• Records for this exercise:
>> START
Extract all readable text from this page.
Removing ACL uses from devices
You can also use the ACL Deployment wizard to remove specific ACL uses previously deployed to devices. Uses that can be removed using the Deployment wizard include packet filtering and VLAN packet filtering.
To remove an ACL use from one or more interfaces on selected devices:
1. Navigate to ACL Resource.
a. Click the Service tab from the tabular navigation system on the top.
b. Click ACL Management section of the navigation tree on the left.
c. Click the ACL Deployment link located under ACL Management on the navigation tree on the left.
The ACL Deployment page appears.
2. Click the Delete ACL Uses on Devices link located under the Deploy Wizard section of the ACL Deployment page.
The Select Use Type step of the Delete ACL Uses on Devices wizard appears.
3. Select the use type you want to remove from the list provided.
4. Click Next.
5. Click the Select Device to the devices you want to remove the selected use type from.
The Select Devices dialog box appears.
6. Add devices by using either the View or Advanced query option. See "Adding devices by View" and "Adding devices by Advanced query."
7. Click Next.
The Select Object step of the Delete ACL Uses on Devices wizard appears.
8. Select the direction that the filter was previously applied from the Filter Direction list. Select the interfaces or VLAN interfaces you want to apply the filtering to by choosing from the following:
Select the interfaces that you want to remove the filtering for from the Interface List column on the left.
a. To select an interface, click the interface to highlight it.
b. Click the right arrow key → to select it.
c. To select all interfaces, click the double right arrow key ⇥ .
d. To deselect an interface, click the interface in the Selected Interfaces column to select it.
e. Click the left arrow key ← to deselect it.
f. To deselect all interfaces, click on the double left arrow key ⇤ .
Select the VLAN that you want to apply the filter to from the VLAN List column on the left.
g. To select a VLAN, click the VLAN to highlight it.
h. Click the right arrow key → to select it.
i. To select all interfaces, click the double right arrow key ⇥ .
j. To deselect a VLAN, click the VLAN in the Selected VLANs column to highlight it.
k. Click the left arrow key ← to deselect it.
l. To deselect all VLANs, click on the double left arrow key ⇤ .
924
>> END
The records above must be output exactly, in full.

Extract all readable text from this page.
Removing ACL uses from devices
You can also use the ACL Deployment wizard to remove specific ACL uses previously deployed to devices. Uses that can be removed using the Deployment wizard include packet filtering and VLAN packet filtering.
To remove an ACL use from one or more interfaces on selected devices:
1. Navigate to ACL Resource.
a. Click the Service tab from the tabular navigation system on the top.
b. Click ACL Management section of the navigation tree on the left.
c. Click the ACL Deployment link located under ACL Management on the navigation tree on the left.
The ACL Deployment page appears.
2. Click the Delete ACL Uses on Devices link located under the Deploy Wizard section of the ACL Deployment page.
The Select Use Type step of the Delete ACL Uses on Devices wizard appears.
3. Select the use type you want to remove from the list provided.
4. Click Next.
5. Click the Select Device to the devices you want to remove the selected use type from.
The Select Devices dialog box appears.
6. Add devices by using either the View or Advanced query option. See "Adding devices by View" and "Adding devices by Advanced query."
7. Click Next.
The Select Object step of the Delete ACL Uses on Devices wizard appears.
8. Select the direction that the filter was previously applied from the Filter Direction list. Select the interfaces or VLAN interfaces you want to apply the filtering to by choosing from the following:
Select the interfaces that you want to remove the filtering for from the Interface List column on the left.
a. To select an interface, click the interface to highlight it.
b. Click the right arrow key → to select it.
c. To select all interfaces, click the double right arrow key ⇥ .
d. To deselect an interface, click the interface in the Selected Interfaces column to select it.
e. Click the left arrow key ← to deselect it.
f. To deselect all interfaces, click on the double left arrow key ⇤ .
Select the VLAN that you want to apply the filter to from the VLAN List column on the left.
g. To select a VLAN, click the VLAN to highlight it.
h. Click the right arrow key → to select it.
i. To select all interfaces, click the double right arrow key ⇥ .
j. To deselect a VLAN, click the VLAN in the Selected VLANs column to highlight it.
k. Click the left arrow key ← to deselect it.
l. To deselect all VLANs, click on the double left arrow key ⇤ .
924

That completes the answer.